## Directive
Give the count of lines containing the string "Faculté", with no other output.
-- START Rows --
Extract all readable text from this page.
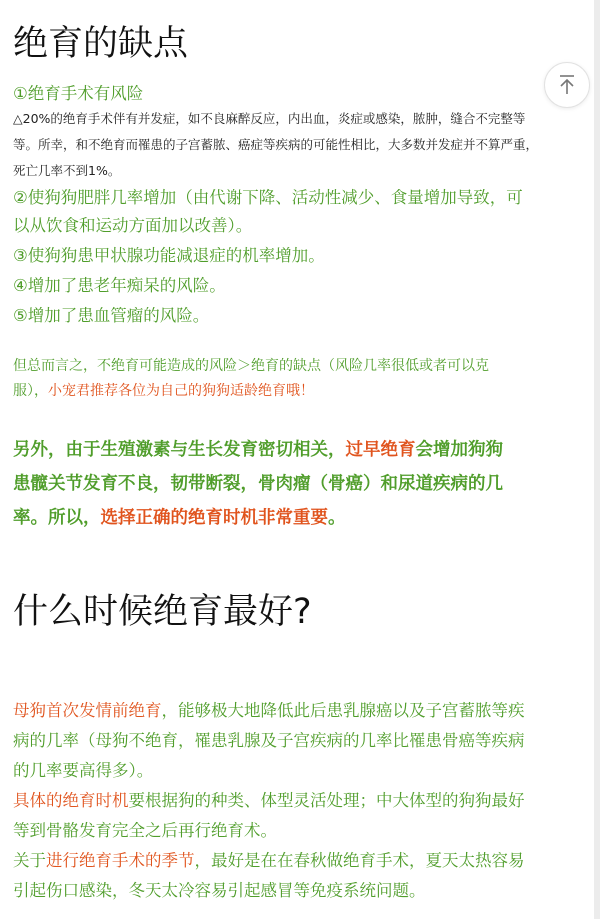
绝育的缺点

①绝育手术有风险

△20%的绝育手术伴有并发症，如不良麻醉反应，内出血，炎症或感染，脓肿，缝合不完整等

等。所幸，和不绝育而罹患的子宫蓄脓、癌症等疾病的可能性相比，大多数并发症并不算严重，

死亡几率不到1%。

②使狗狗肥胖几率增加（由代谢下降、活动性减少、食量增加导致，可

以从饮食和运动方面加以改善）。

③使狗狗患甲状腺功能减退症的机率增加。

④增加了患老年痴呆的风险。

⑤增加了患血管瘤的风险。

但总而言之，不绝育可能造成的风险＞绝育的缺点（风险几率很低或者可以克

服），小宠君推荐各位为自己的狗狗适龄绝育哦！

另外，由于生殖激素与生长发育密切相关，过早绝育会增加狗狗

患髋关节发育不良，韧带断裂，骨肉瘤（骨癌）和尿道疾病的几

率。所以，选择正确的绝育时机非常重要。

什么时候绝育最好?

母狗首次发情前绝育，能够极大地降低此后患乳腺癌以及子宫蓄脓等疾

病的几率（母狗不绝育，罹患乳腺及子宫疾病的几率比罹患骨癌等疾病

的几率要高得多）。

具体的绝育时机要根据狗的种类、体型灵活处理；中大体型的狗狗最好

等到骨骼发育完全之后再行绝育术。

关于进行绝育手术的季节，最好是在在春秋做绝育手术，夏天太热容易

引起伤口感染，冬天太冷容易引起感冒等免疫系统问题。
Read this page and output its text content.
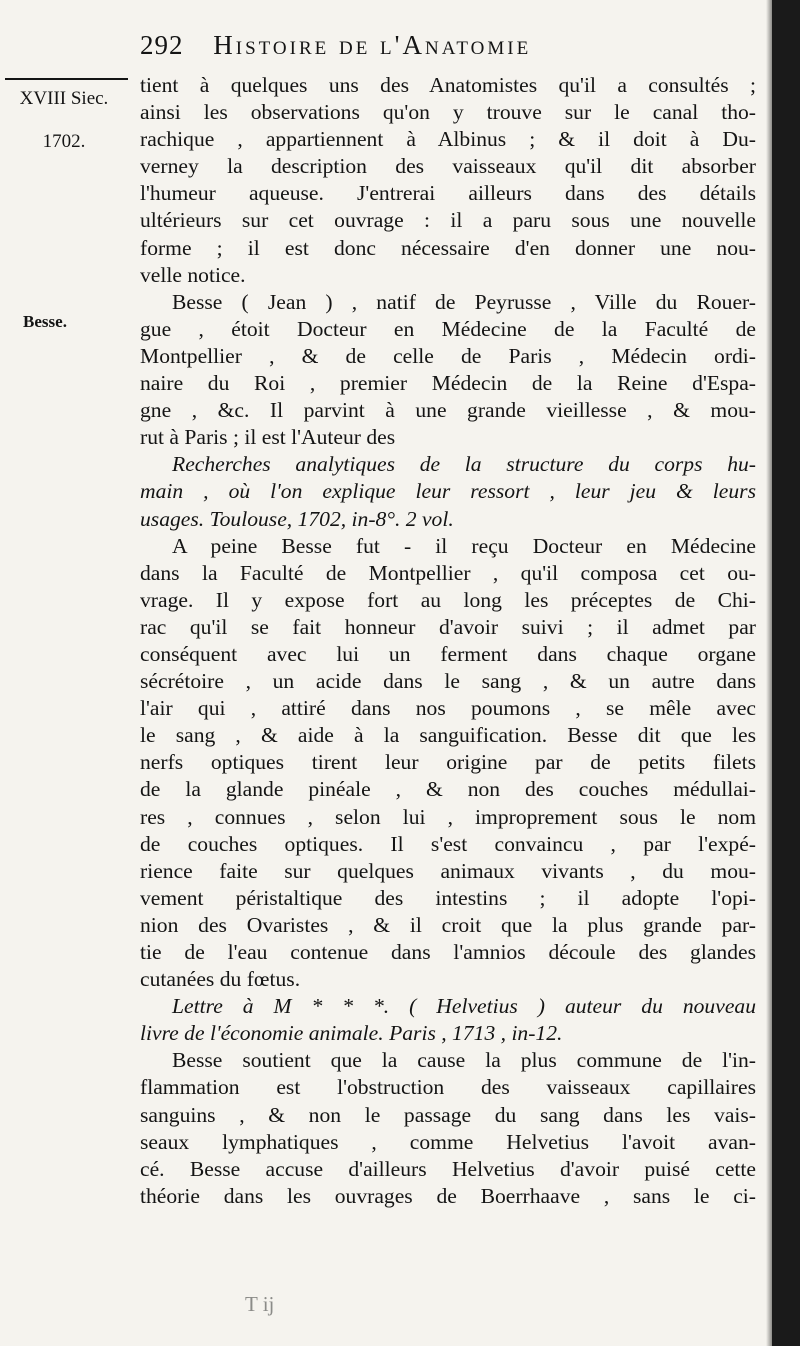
292 Histoire de l'Anatomie
XVIII Siec.
1702.
Besse.
tient à quelques uns des Anatomistes qu'il a consultés ;
ainsi les observations qu'on y trouve sur le canal tho-
rachique , appartiennent à Albinus ; & il doit à Du-
verney la description des vaisseaux qu'il dit absorber
l'humeur aqueuse. J'entrerai ailleurs dans des détails
ultérieurs sur cet ouvrage : il a paru sous une nouvelle
forme ; il est donc nécessaire d'en donner une nou-
velle notice.
Besse ( Jean ) , natif de Peyrusse , Ville du Rouer-
gue , étoit Docteur en Médecine de la Faculté de
Montpellier , & de celle de Paris , Médecin ordi-
naire du Roi , premier Médecin de la Reine d'Espa-
gne , &c. Il parvint à une grande vieillesse , & mou-
rut à Paris ; il est l'Auteur des
Recherches analytiques de la structure du corps hu-
main , où l'on explique leur ressort , leur jeu & leurs
usages. Toulouse, 1702, in-8°. 2 vol.
A peine Besse fut - il reçu Docteur en Médecine
dans la Faculté de Montpellier , qu'il composa cet ou-
vrage. Il y expose fort au long les préceptes de Chi-
rac qu'il se fait honneur d'avoir suivi ; il admet par
conséquent avec lui un ferment dans chaque organe
sécrétoire , un acide dans le sang , & un autre dans
l'air qui , attiré dans nos poumons , se mêle avec
le sang , & aide à la sanguification. Besse dit que les
nerfs optiques tirent leur origine par de petits filets
de la glande pinéale , & non des couches médullai-
res , connues , selon lui , improprement sous le nom
de couches optiques. Il s'est convaincu , par l'expé-
rience faite sur quelques animaux vivants , du mou-
vement péristaltique des intestins ; il adopte l'opi-
nion des Ovaristes , & il croit que la plus grande par-
tie de l'eau contenue dans l'amnios découle des glandes
cutanées du fœtus.
Lettre à M * * *. ( Helvetius ) auteur du nouveau
livre de l'économie animale. Paris , 1713 , in-12.
Besse soutient que la cause la plus commune de l'in-
flammation est l'obstruction des vaisseaux capillaires
sanguins , & non le passage du sang dans les vais-
seaux lymphatiques , comme Helvetius l'avoit avan-
cé. Besse accuse d'ailleurs Helvetius d'avoir puisé cette
théorie dans les ouvrages de Boerrhaave , sans le ci-
T ij
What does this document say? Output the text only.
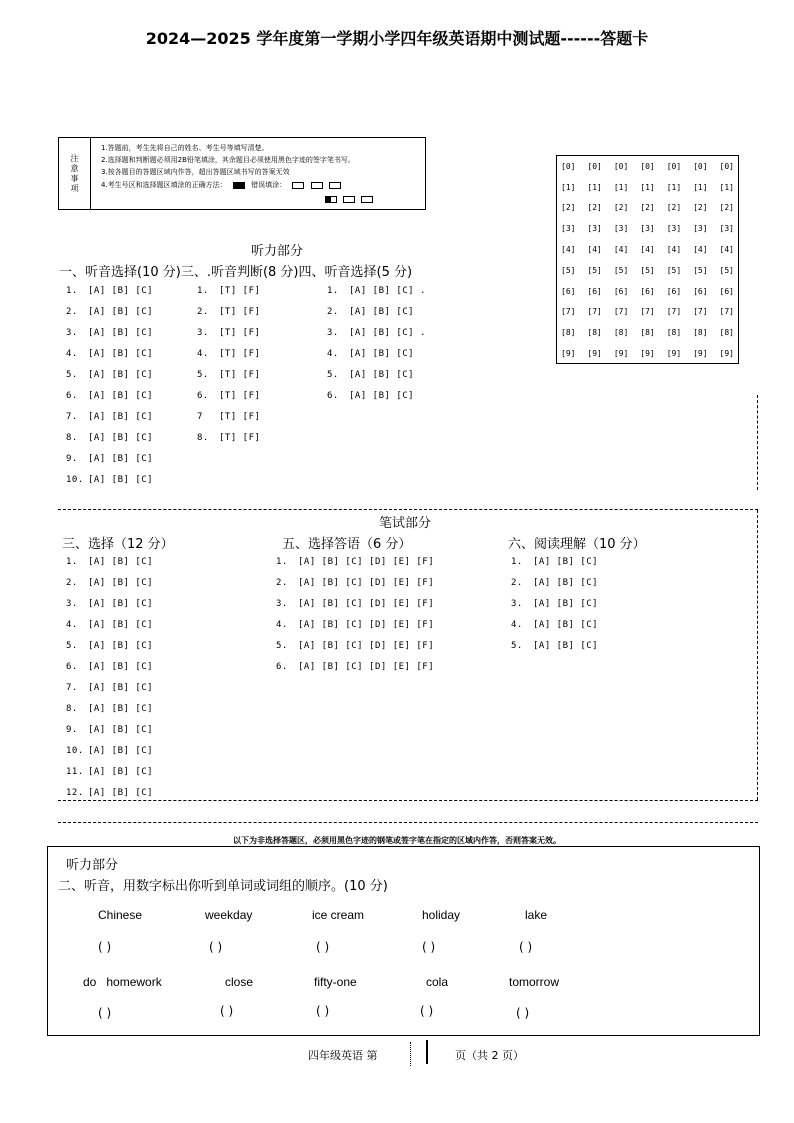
2024—2025 学年度第一学期小学四年级英语期中测试题------答题卡
注意事项
1.答题前，考生先将自己的姓名、考生号等填写清楚。
2.选择题和判断题必须用2B铅笔填涂，其余题目必须使用黑色字迹的签字笔书写。
3.按各题目的答题区域内作答，超出答题区域书写的答案无效
4.考生号区和选择题区填涂的正确方法：	错误填涂：

[0] [0] [0] [0] [0] [0] [0]
[1] [1] [1] [1] [1] [1] [1]
[2] [2] [2] [2] [2] [2] [2]
[3] [3] [3] [3] [3] [3] [3]
[4] [4] [4] [4] [4] [4] [4]
[5] [5] [5] [5] [5] [5] [5]
[6] [6] [6] [6] [6] [6] [6]
[7] [7] [7] [7] [7] [7] [7]
[8] [8] [8] [8] [8] [8] [8]
[9] [9] [9] [9] [9] [9] [9]
听力部分
一、听音选择(10 分)三、.听音判断(8 分)四、听音选择(5 分)
1. [A] [B] [C]
2. [A] [B] [C]
3. [A] [B] [C]
4. [A] [B] [C]
5. [A] [B] [C]
6. [A] [B] [C]
7. [A] [B] [C]
8. [A] [B] [C]
9. [A] [B] [C]
10. [A] [B] [C]
1. [T] [F]
2. [T] [F]
3. [T] [F]
4. [T] [F]
5. [T] [F]
6. [T] [F]
7 [T] [F]
8. [T] [F]
1. [A] [B] [C] .
2. [A] [B] [C]
3. [A] [B] [C] .
4. [A] [B] [C]
5. [A] [B] [C]
6. [A] [B] [C]
笔试部分
三、选择（12 分）	五、选择答语（6 分）	六、阅读理解（10 分）
1. [A] [B] [C]
2. [A] [B] [C]
3. [A] [B] [C]
4. [A] [B] [C]
5. [A] [B] [C]
6. [A] [B] [C]
7. [A] [B] [C]
8. [A] [B] [C]
9. [A] [B] [C]
10. [A] [B] [C]
11. [A] [B] [C]
12. [A] [B] [C]
1. [A] [B] [C] [D] [E] [F]
2. [A] [B] [C] [D] [E] [F]
3. [A] [B] [C] [D] [E] [F]
4. [A] [B] [C] [D] [E] [F]
5. [A] [B] [C] [D] [E] [F]
6. [A] [B] [C] [D] [E] [F]
1. [A] [B] [C]
2. [A] [B] [C]
3. [A] [B] [C]
4. [A] [B] [C]
5. [A] [B] [C]
以下为非选择答题区，必须用黑色字迹的钢笔或签字笔在指定的区域内作答，否则答案无效。
听力部分
二、听音，用数字标出你听到单词或词组的顺序。(10 分)
Chinese	weekday	ice cream	holiday	lake
( )	( )	( )	( )	( )
do   homework	close	fifty-one	cola	tomorrow
( )	( )	( )	( )	( )
四年级英语 第	页（共 2 页）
-- END Rows --
## Written answer
2